• Prompt: Set the listing down unchanged, minus every embedded image.

• Collected data entries:
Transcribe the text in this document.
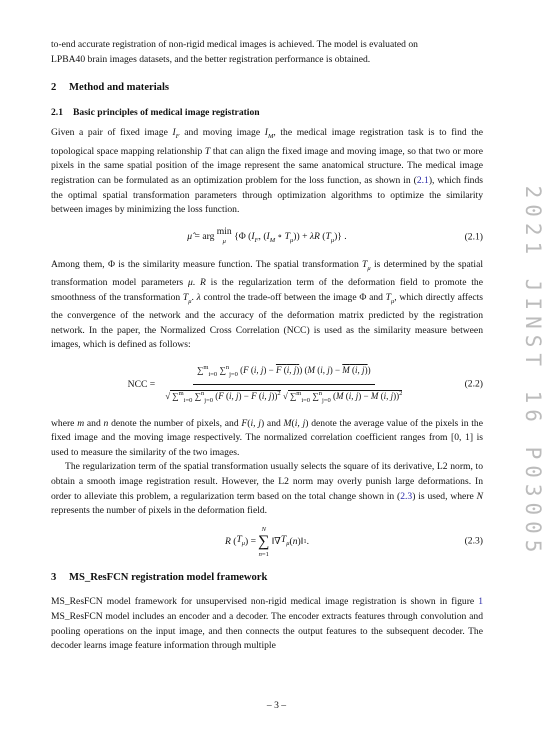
to-end accurate registration of non-rigid medical images is achieved. The model is evaluated on
LPBA40 brain images datasets, and the better registration performance is obtained.

2 Method and materials
2.1 Basic principles of medical image registration

Given a pair of fixed image $I_F$ and moving image $I_M$, the medical image registration task is to find the topological space mapping relationship T that can align the fixed image and moving image, so that two or more pixels in the same spatial position of the image represent the same anatomical structure. The medical image registration can be formulated as an optimization problem for the loss function, as shown in (2.1), which finds the optimal spatial transformation parameters through optimization algorithms to optimize the similarity between images by minimizing the loss function.

μ̂ = arg min
μ {Φ ($I_F$, ($I_M$ ∘ $T_\mu)) + \lambda R$ $(T_\mu)$} .	(2.1)

Among them, Φ is the similarity measure function. The spatial transformation $T_\mu$ is determined by the spatial transformation model parameters μ. R is the regularization term of the deformation field to promote the smoothness of the transformation $T_\mu$. λ control the trade-off between the image Φ and $T_\mu$, which directly affects the convergence of the network and the accuracy of the deformation matrix predicted by the registration network. In the paper, the Normalized Cross Correlation (NCC) is used as the similarity measure between images, which is defined as follows:

NCC =
∑$^m_{i=0}$ ∑$^n_{j=0}$ (F (i, j) − F (i, j)) (M (i, j) − M (i, j))
√ ∑$^m_{i=0}$ ∑$^n_{j=0}$ (F (i, j) − F (i, j))$^2$ √ ∑$^m_{i=0}$ ∑$^n_{j=0}$ (M (i, j) − M (i, j))$^2$
(2.2)

where m and n denote the number of pixels, and F(i, j) and M(i, j) denote the average value of the pixels in the fixed image and the moving image respectively. The normalized correlation coefficient ranges from [0, 1] is used to measure the similarity of the two images.

The regularization term of the spatial transformation usually selects the square of its derivative, L2 norm, to obtain a smooth image registration result. However, the L2 norm may overly punish large deformations. In order to alleviate this problem, a regularization term based on the total change shown in (2.3) is used, where N represents the number of pixels in the deformation field.

R ( $T_\mu$ ) =
N
∑
n=1
‖∇ $T_\mu$ ( n )‖ 1 .	(2.3)
3 MS_ResFCN registration model framework

MS_ResFCN model framework for unsupervised non-rigid medical image registration is shown in figure 1 MS_ResFCN model includes an encoder and a decoder. The encoder extracts features through convolution and pooling operations on the input image, and then connects the output features to the subsequent decoder. The decoder learns image feature information through multiple

2021 JINST 16 P03005
– 3 –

• Answer below:
Transcribe the text in this document.
to-end accurate registration of non-rigid medical images is achieved. The model is evaluated on
LPBA40 brain images datasets, and the better registration performance is obtained.

2 Method and materials
2.1 Basic principles of medical image registration

Given a pair of fixed image $I_F$ and moving image $I_M$, the medical image registration task is to find the topological space mapping relationship T that can align the fixed image and moving image, so that two or more pixels in the same spatial position of the image represent the same anatomical structure. The medical image registration can be formulated as an optimization problem for the loss function, as shown in (2.1), which finds the optimal spatial transformation parameters through optimization algorithms to optimize the similarity between images by minimizing the loss function.

μ̂ = arg min
μ {Φ ($I_F$, ($I_M$ ∘ $T_\mu)) + \lambda R$ $(T_\mu)$} .	(2.1)

Among them, Φ is the similarity measure function. The spatial transformation $T_\mu$ is determined by the spatial transformation model parameters μ. R is the regularization term of the deformation field to promote the smoothness of the transformation $T_\mu$. λ control the trade-off between the image Φ and $T_\mu$, which directly affects the convergence of the network and the accuracy of the deformation matrix predicted by the registration network. In the paper, the Normalized Cross Correlation (NCC) is used as the similarity measure between images, which is defined as follows:

NCC =
∑$^m_{i=0}$ ∑$^n_{j=0}$ (F (i, j) − F (i, j)) (M (i, j) − M (i, j))
√ ∑$^m_{i=0}$ ∑$^n_{j=0}$ (F (i, j) − F (i, j))$^2$ √ ∑$^m_{i=0}$ ∑$^n_{j=0}$ (M (i, j) − M (i, j))$^2$
(2.2)

where m and n denote the number of pixels, and F(i, j) and M(i, j) denote the average value of the pixels in the fixed image and the moving image respectively. The normalized correlation coefficient ranges from [0, 1] is used to measure the similarity of the two images.

The regularization term of the spatial transformation usually selects the square of its derivative, L2 norm, to obtain a smooth image registration result. However, the L2 norm may overly punish large deformations. In order to alleviate this problem, a regularization term based on the total change shown in (2.3) is used, where N represents the number of pixels in the deformation field.

R ( $T_\mu$ ) =
N
∑
n=1
‖∇ $T_\mu$ ( n )‖ 1 .	(2.3)
3 MS_ResFCN registration model framework

MS_ResFCN model framework for unsupervised non-rigid medical image registration is shown in figure 1 MS_ResFCN model includes an encoder and a decoder. The encoder extracts features through convolution and pooling operations on the input image, and then connects the output features to the subsequent decoder. The decoder learns image feature information through multiple

2021 JINST 16 P03005
– 3 –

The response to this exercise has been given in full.